#### Excerpts from a figure dataset
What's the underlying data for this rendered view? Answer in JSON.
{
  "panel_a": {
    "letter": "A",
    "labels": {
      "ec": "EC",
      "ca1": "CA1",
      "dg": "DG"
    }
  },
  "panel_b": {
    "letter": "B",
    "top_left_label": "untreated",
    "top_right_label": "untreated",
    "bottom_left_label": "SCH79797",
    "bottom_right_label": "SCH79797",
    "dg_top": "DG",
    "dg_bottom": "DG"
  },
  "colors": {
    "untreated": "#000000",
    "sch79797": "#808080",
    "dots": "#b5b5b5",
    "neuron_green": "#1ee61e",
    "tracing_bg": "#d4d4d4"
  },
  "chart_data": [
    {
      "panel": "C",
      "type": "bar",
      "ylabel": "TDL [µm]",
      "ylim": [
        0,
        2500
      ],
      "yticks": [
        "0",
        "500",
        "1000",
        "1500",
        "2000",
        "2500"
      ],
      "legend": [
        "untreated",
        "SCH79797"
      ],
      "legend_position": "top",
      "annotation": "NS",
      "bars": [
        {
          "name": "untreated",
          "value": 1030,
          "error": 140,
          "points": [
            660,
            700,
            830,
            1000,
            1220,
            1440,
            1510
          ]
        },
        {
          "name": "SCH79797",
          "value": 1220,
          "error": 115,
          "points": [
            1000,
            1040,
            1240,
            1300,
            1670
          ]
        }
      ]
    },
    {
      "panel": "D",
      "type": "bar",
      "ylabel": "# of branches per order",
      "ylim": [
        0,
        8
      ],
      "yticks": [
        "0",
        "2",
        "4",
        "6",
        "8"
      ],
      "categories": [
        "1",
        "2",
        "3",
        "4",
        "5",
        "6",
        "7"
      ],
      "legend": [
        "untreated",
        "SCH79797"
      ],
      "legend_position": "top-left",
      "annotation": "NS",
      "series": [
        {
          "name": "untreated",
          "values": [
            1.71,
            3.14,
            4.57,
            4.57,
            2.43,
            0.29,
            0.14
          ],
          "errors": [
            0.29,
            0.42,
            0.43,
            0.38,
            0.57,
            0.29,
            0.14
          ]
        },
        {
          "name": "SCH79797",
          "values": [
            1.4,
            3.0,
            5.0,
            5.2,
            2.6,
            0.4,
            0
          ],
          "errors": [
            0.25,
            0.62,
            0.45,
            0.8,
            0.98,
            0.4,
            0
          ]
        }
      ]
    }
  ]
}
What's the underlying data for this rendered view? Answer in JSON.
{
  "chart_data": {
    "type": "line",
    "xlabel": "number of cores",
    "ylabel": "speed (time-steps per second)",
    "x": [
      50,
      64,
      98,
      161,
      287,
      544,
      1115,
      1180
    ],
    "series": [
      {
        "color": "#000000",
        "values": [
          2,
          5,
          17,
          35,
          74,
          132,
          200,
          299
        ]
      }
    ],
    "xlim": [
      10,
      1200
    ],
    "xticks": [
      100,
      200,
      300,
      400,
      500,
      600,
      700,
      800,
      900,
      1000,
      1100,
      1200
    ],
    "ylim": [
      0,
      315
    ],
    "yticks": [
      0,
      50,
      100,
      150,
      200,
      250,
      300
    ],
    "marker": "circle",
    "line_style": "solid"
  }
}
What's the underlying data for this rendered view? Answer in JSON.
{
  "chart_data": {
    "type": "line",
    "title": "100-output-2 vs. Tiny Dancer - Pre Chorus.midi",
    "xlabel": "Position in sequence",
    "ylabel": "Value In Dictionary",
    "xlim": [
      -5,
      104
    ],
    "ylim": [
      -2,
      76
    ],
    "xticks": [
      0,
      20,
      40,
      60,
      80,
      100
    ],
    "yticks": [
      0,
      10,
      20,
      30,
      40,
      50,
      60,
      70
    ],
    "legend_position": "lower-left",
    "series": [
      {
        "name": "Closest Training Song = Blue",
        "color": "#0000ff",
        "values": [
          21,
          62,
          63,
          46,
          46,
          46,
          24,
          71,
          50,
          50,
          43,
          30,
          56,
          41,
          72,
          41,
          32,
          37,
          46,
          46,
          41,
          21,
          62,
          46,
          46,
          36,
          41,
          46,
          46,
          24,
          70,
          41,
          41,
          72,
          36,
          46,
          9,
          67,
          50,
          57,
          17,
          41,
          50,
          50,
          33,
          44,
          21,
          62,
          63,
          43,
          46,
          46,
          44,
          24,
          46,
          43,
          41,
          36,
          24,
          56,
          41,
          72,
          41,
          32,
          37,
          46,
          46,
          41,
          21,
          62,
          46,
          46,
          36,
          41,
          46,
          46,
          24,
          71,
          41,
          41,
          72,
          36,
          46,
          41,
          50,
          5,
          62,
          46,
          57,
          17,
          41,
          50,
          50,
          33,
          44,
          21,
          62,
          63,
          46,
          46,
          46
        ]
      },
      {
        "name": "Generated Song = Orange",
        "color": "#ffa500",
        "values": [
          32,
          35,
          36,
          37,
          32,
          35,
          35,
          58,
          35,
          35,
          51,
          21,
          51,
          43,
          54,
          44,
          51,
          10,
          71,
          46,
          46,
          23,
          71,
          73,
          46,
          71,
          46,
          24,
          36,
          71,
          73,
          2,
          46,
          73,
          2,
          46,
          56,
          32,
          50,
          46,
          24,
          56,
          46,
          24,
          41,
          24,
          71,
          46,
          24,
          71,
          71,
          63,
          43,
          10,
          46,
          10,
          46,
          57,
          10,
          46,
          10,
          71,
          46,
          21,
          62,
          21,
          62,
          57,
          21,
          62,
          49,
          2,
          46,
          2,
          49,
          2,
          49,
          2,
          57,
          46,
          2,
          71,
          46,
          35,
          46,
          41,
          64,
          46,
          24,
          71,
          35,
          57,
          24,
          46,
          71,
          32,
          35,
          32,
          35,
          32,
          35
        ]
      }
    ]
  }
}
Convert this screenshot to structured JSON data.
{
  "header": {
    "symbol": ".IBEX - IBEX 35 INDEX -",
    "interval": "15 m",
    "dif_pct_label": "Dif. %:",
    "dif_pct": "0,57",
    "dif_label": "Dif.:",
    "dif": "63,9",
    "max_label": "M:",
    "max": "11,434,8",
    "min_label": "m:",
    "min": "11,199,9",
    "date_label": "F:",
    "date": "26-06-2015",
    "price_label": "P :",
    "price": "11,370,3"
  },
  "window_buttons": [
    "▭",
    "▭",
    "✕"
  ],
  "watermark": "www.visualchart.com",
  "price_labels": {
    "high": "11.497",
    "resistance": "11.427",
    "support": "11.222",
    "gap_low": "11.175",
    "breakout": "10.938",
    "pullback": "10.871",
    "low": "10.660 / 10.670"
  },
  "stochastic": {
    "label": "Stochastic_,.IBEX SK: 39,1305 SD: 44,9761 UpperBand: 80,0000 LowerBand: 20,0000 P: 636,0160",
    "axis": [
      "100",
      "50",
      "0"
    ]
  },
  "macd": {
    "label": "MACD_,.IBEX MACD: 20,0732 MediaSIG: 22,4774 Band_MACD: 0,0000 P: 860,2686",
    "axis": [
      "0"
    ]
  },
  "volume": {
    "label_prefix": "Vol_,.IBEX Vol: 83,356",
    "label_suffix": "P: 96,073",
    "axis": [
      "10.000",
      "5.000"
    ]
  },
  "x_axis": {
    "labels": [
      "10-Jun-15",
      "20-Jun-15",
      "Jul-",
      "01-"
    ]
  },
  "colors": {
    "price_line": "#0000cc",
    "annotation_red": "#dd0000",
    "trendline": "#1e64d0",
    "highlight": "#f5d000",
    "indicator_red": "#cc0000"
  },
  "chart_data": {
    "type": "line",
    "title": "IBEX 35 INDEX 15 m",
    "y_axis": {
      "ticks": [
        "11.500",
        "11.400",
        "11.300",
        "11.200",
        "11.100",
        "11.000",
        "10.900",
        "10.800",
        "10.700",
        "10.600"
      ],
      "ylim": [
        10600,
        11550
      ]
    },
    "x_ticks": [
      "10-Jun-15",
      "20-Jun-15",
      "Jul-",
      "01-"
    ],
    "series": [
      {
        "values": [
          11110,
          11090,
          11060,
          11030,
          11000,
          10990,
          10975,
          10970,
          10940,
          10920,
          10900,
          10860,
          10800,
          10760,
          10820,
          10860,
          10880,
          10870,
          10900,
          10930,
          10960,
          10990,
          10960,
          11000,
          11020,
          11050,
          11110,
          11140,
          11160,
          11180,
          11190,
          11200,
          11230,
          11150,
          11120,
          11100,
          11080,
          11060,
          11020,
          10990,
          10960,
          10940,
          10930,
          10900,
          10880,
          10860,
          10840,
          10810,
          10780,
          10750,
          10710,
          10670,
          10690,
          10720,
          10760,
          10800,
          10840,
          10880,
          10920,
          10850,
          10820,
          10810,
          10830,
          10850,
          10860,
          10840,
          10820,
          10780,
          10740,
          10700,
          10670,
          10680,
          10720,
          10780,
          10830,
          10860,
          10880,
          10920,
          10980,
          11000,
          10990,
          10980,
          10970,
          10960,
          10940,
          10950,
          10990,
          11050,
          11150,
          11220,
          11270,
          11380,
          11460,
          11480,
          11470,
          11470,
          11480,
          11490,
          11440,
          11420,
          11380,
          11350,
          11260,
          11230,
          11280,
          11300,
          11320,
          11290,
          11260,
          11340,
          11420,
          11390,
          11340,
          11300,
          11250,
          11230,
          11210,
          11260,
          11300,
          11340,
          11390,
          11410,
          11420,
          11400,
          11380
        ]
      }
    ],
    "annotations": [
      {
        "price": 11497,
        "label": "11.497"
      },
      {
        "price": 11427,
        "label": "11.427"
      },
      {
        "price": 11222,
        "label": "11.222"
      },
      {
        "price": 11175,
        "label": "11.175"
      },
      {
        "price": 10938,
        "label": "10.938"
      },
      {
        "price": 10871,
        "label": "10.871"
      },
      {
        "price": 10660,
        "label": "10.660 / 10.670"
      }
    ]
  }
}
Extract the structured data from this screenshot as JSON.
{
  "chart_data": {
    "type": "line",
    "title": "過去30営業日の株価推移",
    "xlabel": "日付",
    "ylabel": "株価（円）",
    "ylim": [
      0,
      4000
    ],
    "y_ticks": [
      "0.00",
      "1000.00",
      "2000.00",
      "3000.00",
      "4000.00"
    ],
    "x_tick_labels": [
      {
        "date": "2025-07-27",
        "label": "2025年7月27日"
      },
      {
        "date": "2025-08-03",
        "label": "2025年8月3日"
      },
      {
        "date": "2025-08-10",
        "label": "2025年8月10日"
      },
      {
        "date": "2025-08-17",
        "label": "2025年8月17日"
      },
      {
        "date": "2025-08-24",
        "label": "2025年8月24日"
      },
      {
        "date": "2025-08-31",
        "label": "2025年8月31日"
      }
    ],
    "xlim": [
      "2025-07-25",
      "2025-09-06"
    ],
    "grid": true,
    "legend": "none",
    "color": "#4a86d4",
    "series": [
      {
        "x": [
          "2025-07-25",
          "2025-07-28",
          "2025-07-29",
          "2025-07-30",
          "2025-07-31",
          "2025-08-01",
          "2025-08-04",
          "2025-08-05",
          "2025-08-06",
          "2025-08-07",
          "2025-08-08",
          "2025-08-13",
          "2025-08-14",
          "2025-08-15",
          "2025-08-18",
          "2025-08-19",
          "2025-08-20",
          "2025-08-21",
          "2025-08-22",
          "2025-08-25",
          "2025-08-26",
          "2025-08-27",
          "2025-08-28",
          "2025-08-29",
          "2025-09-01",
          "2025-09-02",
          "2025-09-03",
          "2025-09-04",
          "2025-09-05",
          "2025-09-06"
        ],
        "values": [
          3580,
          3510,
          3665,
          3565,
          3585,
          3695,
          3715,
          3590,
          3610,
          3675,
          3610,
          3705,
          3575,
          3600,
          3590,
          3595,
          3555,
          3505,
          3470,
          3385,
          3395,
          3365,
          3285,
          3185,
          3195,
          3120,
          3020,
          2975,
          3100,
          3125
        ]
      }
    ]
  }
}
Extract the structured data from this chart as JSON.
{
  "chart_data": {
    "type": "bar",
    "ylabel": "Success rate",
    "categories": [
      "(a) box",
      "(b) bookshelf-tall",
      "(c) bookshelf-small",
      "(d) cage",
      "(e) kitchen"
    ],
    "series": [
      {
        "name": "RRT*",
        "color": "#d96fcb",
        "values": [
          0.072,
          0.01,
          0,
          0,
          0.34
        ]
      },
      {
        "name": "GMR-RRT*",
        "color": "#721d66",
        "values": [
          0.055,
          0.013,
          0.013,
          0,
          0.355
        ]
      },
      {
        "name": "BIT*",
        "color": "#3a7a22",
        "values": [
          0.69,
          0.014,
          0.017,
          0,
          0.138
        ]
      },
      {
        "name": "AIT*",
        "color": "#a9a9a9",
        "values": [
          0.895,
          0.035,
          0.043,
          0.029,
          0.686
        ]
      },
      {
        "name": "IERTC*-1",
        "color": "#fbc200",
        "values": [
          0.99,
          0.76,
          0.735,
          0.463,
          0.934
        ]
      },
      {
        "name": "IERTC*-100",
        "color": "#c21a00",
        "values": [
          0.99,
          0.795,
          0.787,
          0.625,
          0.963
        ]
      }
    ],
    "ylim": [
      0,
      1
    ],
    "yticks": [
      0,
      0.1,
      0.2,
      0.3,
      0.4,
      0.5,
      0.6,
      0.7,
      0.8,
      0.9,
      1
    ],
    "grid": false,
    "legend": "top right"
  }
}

#### DIRECTION
Give the count of lines in the listing that hold the word "screenshot", with no other text.

#### RESPONSE
2